Dalip Singh Rana, is widely known by his ring name The Great Khali. He was the first professional wrestler from India to be signed to WWE.

The Great Khali became WWE World Heavyweight Champion in 2007. (Note: The Great Khali is the first professional wrestler from India who signed–wrestled in WWE, later Kavita Devi, Saurav Gurjar, Rinku Singh etc joined it.) In the 20-man battle royale match, he defeated Batista, Kane and others. At the No Mercy 2007 pay-per-view he wrestled against Batista in a Punjabi Prison Match. (Note: Khali was the pioneer of Punjabi prison match. Jinder Mahal wrestled against challenger Randy Orton for WWE championship belt in this type of match, in it Khali helped Mahal by stopping Orton from escaping from the prison.) During his WWE career, he defeated WWE legends such as The Undertaker, John Cena and Rey Mysterio in his WWE career. On April 7, 2021, WWE honoured him by inducting him into the WWE Hall of Fame, making him the first professional wrestler from India who to receive this honour. (Note: The Great Khali has been inducted into WWE Hall of Fame (2021), it also called as WWE Hall of Fame class of 2021.) After WWE, he moved back to India and opened a pro wrestling promotion, Continental Wrestling Entertainment (CWE) in Jalandhar, Punjab, (Note: CWE is India's biggest professional wrestling promotion, per their website.) where he provided training to budding wrestlers and organised wrestling events.
* * *
[Problem to solve]
Retype the entire passage on The Great Khali word for word, without changing anything. The listing that comes next has no connection to the passage on The Great Khali.

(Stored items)
* * *
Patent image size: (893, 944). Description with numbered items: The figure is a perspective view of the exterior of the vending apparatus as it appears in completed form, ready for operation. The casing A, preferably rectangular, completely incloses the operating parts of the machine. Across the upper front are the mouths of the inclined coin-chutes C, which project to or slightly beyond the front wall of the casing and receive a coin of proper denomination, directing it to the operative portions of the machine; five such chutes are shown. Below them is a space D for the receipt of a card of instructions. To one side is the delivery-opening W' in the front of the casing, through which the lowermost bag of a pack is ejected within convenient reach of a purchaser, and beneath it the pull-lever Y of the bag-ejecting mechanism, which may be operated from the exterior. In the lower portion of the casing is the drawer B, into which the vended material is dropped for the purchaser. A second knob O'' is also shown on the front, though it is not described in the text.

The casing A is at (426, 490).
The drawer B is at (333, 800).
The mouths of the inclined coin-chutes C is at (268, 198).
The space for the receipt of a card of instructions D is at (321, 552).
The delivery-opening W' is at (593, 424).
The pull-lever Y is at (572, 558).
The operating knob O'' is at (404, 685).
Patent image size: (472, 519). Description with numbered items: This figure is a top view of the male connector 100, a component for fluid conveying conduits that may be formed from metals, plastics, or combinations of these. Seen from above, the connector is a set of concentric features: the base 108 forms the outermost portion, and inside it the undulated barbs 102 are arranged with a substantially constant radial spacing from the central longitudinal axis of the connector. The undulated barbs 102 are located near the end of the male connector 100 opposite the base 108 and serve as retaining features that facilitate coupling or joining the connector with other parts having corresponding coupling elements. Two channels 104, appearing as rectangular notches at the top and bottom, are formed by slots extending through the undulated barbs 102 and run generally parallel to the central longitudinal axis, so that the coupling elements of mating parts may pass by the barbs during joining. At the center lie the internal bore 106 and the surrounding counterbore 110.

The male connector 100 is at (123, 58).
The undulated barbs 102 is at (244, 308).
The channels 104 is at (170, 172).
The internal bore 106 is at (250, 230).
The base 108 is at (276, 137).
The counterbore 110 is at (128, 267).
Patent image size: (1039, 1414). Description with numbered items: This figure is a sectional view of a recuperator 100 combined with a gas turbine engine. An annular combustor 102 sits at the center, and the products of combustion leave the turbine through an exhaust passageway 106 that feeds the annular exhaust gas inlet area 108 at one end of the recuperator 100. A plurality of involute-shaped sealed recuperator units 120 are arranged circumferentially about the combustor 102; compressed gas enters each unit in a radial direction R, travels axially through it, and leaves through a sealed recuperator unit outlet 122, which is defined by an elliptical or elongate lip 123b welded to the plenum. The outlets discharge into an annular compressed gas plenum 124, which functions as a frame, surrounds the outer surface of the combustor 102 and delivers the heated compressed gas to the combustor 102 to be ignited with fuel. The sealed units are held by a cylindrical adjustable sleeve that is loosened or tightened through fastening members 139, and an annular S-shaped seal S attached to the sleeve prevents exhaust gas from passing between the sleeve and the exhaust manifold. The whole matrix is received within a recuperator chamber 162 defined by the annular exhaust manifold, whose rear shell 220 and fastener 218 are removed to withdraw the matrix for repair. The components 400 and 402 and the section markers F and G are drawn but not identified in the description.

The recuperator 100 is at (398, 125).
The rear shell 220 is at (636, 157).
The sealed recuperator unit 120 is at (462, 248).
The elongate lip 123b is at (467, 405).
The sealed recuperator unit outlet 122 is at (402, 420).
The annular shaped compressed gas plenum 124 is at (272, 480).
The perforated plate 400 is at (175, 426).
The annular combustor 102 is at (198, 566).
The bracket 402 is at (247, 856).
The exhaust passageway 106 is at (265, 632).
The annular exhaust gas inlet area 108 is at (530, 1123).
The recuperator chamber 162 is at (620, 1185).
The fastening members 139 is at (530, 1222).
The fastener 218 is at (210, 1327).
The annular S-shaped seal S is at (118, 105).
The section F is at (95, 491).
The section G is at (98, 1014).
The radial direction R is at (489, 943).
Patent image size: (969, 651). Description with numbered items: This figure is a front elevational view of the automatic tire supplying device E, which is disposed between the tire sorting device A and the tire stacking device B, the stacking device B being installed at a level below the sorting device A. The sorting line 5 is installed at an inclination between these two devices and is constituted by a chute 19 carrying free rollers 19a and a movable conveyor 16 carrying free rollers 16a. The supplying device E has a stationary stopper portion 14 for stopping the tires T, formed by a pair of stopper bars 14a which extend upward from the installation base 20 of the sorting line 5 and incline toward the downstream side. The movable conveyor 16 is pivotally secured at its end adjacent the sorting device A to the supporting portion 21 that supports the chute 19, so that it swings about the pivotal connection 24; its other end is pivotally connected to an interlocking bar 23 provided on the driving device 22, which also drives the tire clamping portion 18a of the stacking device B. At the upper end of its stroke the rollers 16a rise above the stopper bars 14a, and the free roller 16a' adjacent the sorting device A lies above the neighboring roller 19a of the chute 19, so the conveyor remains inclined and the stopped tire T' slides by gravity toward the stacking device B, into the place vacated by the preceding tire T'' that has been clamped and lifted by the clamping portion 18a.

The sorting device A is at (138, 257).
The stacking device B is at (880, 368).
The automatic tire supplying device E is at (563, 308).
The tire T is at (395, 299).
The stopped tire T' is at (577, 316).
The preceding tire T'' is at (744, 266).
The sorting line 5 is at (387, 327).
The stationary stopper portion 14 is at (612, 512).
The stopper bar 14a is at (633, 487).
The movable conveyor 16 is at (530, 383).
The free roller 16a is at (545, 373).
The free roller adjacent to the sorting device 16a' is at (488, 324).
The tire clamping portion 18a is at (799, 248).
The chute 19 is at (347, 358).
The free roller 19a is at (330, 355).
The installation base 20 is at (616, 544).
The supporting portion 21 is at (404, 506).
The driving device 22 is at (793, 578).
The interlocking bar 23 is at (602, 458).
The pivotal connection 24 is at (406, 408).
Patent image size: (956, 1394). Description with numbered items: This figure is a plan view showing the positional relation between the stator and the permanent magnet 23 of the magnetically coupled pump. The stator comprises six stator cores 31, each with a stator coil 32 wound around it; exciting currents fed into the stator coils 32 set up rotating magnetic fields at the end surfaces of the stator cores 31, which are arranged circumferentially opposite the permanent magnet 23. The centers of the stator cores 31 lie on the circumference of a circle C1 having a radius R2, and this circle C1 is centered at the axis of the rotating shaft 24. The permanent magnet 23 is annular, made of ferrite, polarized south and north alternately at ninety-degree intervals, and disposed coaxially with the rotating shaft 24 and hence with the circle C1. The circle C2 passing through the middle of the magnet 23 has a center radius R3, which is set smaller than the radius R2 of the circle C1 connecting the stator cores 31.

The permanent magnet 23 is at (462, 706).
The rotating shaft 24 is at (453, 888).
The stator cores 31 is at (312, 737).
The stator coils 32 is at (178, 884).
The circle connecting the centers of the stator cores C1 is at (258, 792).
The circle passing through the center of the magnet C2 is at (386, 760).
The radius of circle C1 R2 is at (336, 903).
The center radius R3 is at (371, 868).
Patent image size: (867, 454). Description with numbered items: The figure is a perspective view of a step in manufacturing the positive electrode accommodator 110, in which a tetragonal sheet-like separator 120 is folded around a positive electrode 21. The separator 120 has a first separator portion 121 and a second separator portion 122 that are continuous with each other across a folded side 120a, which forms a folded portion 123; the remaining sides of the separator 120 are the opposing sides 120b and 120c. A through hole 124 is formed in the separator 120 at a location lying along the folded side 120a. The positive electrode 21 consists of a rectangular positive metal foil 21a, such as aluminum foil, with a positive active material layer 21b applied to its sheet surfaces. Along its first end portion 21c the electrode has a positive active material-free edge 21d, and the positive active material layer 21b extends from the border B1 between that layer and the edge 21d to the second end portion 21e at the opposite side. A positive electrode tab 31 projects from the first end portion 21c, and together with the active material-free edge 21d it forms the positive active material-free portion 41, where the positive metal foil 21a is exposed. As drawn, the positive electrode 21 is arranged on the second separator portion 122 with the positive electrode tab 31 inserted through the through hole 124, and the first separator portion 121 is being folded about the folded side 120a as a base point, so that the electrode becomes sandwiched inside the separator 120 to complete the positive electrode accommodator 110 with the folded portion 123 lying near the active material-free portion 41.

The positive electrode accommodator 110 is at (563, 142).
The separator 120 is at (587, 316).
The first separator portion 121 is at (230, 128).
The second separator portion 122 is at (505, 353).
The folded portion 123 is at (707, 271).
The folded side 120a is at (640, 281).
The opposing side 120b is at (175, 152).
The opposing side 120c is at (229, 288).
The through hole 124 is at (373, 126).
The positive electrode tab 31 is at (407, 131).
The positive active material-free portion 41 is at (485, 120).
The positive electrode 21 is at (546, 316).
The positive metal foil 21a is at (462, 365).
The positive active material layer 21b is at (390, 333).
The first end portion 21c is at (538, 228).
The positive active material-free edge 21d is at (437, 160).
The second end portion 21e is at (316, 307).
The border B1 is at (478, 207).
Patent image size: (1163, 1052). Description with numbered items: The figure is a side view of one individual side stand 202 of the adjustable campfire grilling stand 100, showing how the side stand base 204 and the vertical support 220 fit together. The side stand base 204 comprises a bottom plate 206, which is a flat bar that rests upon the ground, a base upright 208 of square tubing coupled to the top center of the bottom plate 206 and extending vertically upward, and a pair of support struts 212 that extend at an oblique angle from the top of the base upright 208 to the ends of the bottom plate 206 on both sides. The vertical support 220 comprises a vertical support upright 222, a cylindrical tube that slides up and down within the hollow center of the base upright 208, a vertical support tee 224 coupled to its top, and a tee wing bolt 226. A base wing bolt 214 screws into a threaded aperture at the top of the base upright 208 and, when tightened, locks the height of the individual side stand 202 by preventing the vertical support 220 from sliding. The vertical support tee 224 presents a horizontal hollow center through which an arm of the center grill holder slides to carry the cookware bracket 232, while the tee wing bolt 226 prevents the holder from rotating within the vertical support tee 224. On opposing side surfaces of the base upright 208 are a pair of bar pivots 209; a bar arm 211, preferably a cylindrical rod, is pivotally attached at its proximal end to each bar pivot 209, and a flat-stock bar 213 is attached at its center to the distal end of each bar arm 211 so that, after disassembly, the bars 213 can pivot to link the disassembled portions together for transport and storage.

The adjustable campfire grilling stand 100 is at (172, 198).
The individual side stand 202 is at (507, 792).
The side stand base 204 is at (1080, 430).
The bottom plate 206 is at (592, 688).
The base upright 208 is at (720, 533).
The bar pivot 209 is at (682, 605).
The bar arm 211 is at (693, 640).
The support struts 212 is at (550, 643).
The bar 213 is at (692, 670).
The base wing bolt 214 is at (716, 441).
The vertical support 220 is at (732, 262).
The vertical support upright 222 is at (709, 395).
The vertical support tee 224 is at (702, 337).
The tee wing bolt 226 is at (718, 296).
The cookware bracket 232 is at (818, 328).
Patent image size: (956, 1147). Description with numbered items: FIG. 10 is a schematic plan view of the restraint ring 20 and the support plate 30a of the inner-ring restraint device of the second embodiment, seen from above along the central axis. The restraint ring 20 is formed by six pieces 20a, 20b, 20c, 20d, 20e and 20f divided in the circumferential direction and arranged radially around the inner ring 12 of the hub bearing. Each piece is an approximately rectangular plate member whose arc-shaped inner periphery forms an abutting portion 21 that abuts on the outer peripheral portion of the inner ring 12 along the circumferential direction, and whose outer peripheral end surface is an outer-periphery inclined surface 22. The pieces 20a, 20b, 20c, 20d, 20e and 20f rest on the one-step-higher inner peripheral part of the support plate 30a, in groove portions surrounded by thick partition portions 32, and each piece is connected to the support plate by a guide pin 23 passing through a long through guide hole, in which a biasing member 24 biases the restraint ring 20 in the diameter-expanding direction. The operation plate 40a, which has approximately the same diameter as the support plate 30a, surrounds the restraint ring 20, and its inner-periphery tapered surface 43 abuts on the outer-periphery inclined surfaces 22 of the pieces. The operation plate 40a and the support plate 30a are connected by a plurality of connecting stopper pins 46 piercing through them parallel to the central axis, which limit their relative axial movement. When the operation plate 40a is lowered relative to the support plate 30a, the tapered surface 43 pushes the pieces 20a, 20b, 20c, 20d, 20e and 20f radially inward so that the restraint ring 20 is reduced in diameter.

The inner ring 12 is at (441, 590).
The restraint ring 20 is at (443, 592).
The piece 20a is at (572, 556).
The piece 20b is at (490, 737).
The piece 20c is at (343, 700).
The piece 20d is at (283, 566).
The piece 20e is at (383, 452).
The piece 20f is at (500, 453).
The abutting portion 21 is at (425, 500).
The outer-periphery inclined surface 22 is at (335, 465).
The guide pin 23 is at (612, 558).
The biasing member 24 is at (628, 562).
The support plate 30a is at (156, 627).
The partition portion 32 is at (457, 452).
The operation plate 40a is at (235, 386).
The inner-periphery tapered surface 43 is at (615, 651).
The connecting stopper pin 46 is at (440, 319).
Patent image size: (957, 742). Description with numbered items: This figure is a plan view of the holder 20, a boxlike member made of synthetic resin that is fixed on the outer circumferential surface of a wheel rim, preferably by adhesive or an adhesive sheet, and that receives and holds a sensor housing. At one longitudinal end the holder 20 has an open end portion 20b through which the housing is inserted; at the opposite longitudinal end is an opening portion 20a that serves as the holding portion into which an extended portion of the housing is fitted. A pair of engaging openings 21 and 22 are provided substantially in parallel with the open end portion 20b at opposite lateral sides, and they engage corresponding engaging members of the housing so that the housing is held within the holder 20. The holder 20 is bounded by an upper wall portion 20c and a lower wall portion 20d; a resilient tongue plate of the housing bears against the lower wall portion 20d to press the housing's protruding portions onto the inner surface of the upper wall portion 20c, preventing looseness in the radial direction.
* * *
[Response to the exercise]
Dalip Singh Rana, is widely known by his ring name The Great Khali. He was the first professional wrestler from India to be signed to WWE.

The Great Khali became WWE World Heavyweight Champion in 2007. (Note: The Great Khali is the first professional wrestler from India who signed–wrestled in WWE, later Kavita Devi, Saurav Gurjar, Rinku Singh etc joined it.) In the 20-man battle royale match, he defeated Batista, Kane and others. At the No Mercy 2007 pay-per-view he wrestled against Batista in a Punjabi Prison Match. (Note: Khali was the pioneer of Punjabi prison match. Jinder Mahal wrestled against challenger Randy Orton for WWE championship belt in this type of match, in it Khali helped Mahal by stopping Orton from escaping from the prison.) During his WWE career, he defeated WWE legends such as The Undertaker, John Cena and Rey Mysterio in his WWE career. On April 7, 2021, WWE honoured him by inducting him into the WWE Hall of Fame, making him the first professional wrestler from India who to receive this honour. (Note: The Great Khali has been inducted into WWE Hall of Fame (2021), it also called as WWE Hall of Fame class of 2021.) After WWE, he moved back to India and opened a pro wrestling promotion, Continental Wrestling Entertainment (CWE) in Jalandhar, Punjab, (Note: CWE is India's biggest professional wrestling promotion, per their website.) where he provided training to budding wrestlers and organised wrestling events.